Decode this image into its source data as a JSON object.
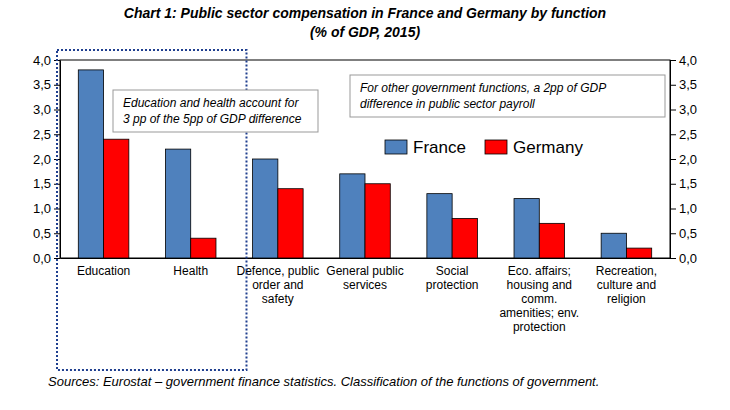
{
  "chart_data": {
    "type": "bar",
    "title": "Chart 1: Public sector compensation in France and Germany by function",
    "subtitle": "(% of GDP, 2015)",
    "categories": [
      "Education",
      "Health",
      "Defence, public order and safety",
      "General public services",
      "Social protection",
      "Eco. affairs; housing and comm. amenities; env. protection",
      "Recreation, culture and religion"
    ],
    "series": [
      {
        "name": "France",
        "color": "#4f81bd",
        "values": [
          3.8,
          2.2,
          2.0,
          1.7,
          1.3,
          1.2,
          0.5
        ]
      },
      {
        "name": "Germany",
        "color": "#ff0000",
        "values": [
          2.4,
          0.4,
          1.4,
          1.5,
          0.8,
          0.7,
          0.2
        ]
      }
    ],
    "ylim": [
      0,
      4
    ],
    "yticks": [
      {
        "value": 0,
        "label": "0,0"
      },
      {
        "value": 0.5,
        "label": "0,5"
      },
      {
        "value": 1,
        "label": "1,0"
      },
      {
        "value": 1.5,
        "label": "1,5"
      },
      {
        "value": 2,
        "label": "2,0"
      },
      {
        "value": 2.5,
        "label": "2,5"
      },
      {
        "value": 3,
        "label": "3,0"
      },
      {
        "value": 3.5,
        "label": "3,5"
      },
      {
        "value": 4,
        "label": "4,0"
      }
    ],
    "y2lim": [
      0,
      4
    ],
    "y2ticks": [
      {
        "value": 0,
        "label": "0,0"
      },
      {
        "value": 0.5,
        "label": "0,5"
      },
      {
        "value": 1,
        "label": "1,0"
      },
      {
        "value": 1.5,
        "label": "1,5"
      },
      {
        "value": 2,
        "label": "2,0"
      },
      {
        "value": 2.5,
        "label": "2,5"
      },
      {
        "value": 3,
        "label": "3,0"
      },
      {
        "value": 3.5,
        "label": "3,5"
      },
      {
        "value": 4,
        "label": "4,0"
      }
    ],
    "grid": false,
    "legend": "top-right",
    "annotations": [
      {
        "text": "Education and health account for 3 pp of the 5pp of GDP difference"
      },
      {
        "text": "For other government functions, a 2pp of GDP difference in public sector payroll"
      }
    ],
    "source": "Sources: Eurostat – government finance statistics. Classification of the functions of government."
  }
}
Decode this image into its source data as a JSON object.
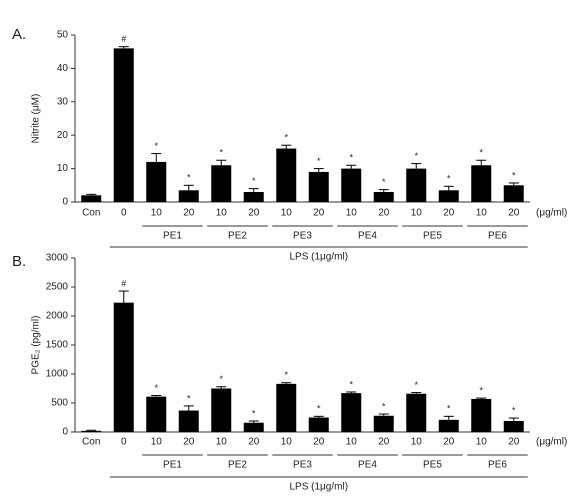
* * * * *
EXERCISE TASK -
Work out how many lines of the listing above include the word "functions". Reply with nothing but the count.

WORKED ANSWER -
2